Figure record listings
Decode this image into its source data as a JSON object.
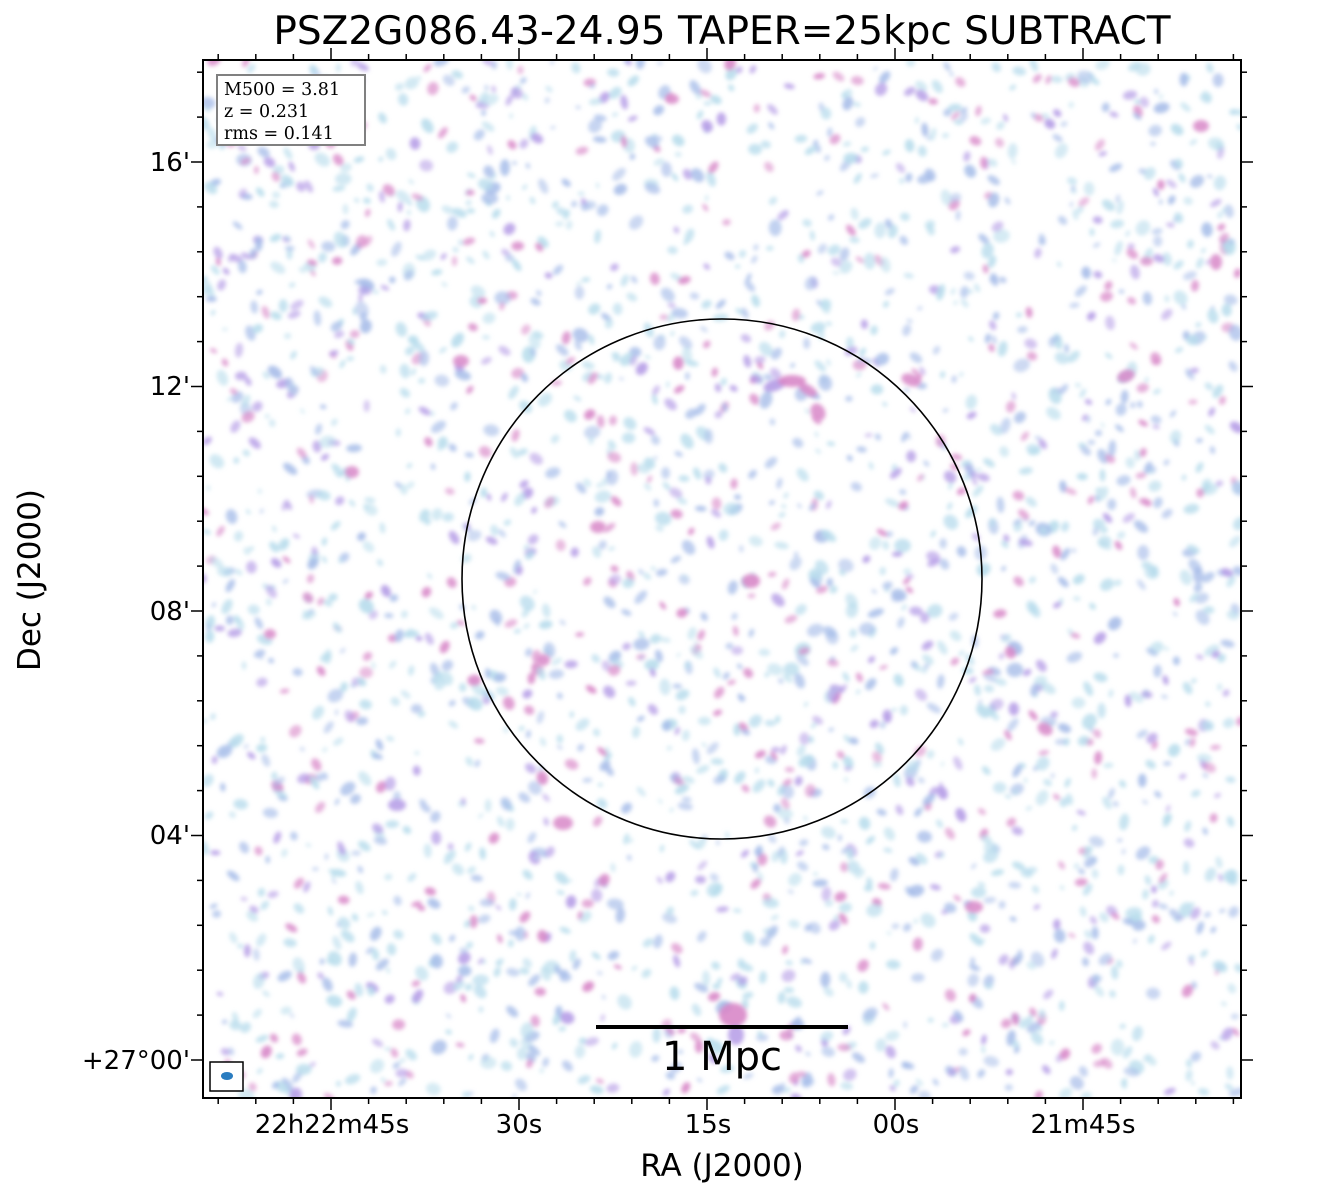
{
  "title": "PSZ2G086.43-24.95 TAPER=25kpc SUBTRACT",
  "axes": {
    "xlabel": "RA (J2000)",
    "ylabel": "Dec (J2000)",
    "xticks": [
      "22h22m45s",
      "30s",
      "15s",
      "00s",
      "21m45s"
    ],
    "yticks": [
      "16'",
      "12'",
      "08'",
      "04'",
      "+27°00'"
    ]
  },
  "info_box": {
    "line1": "M500 = 3.81",
    "line2": "z = 0.231",
    "line3": "rms = 0.141"
  },
  "scalebar": {
    "label": "1 Mpc"
  },
  "colors": {
    "faint": "#b7dcec",
    "low": "#a7bde9",
    "mid": "#b49be6",
    "peak": "#d887c8",
    "circle": "#000000",
    "beam": "#2a7cc0"
  }
}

_WRITTEN REQUEST:_ Every record above should be written out again without change, except that the pictures are left out.

_SOLUTION:_
Decode this image into its source data as a JSON object.
{
  "title": "PSZ2G086.43-24.95 TAPER=25kpc SUBTRACT",
  "axes": {
    "xlabel": "RA (J2000)",
    "ylabel": "Dec (J2000)",
    "xticks": [
      "22h22m45s",
      "30s",
      "15s",
      "00s",
      "21m45s"
    ],
    "yticks": [
      "16'",
      "12'",
      "08'",
      "04'",
      "+27°00'"
    ]
  },
  "info_box": {
    "line1": "M500 = 3.81",
    "line2": "z = 0.231",
    "line3": "rms = 0.141"
  },
  "scalebar": {
    "label": "1 Mpc"
  },
  "colors": {
    "faint": "#b7dcec",
    "low": "#a7bde9",
    "mid": "#b49be6",
    "peak": "#d887c8",
    "circle": "#000000",
    "beam": "#2a7cc0"
  }
}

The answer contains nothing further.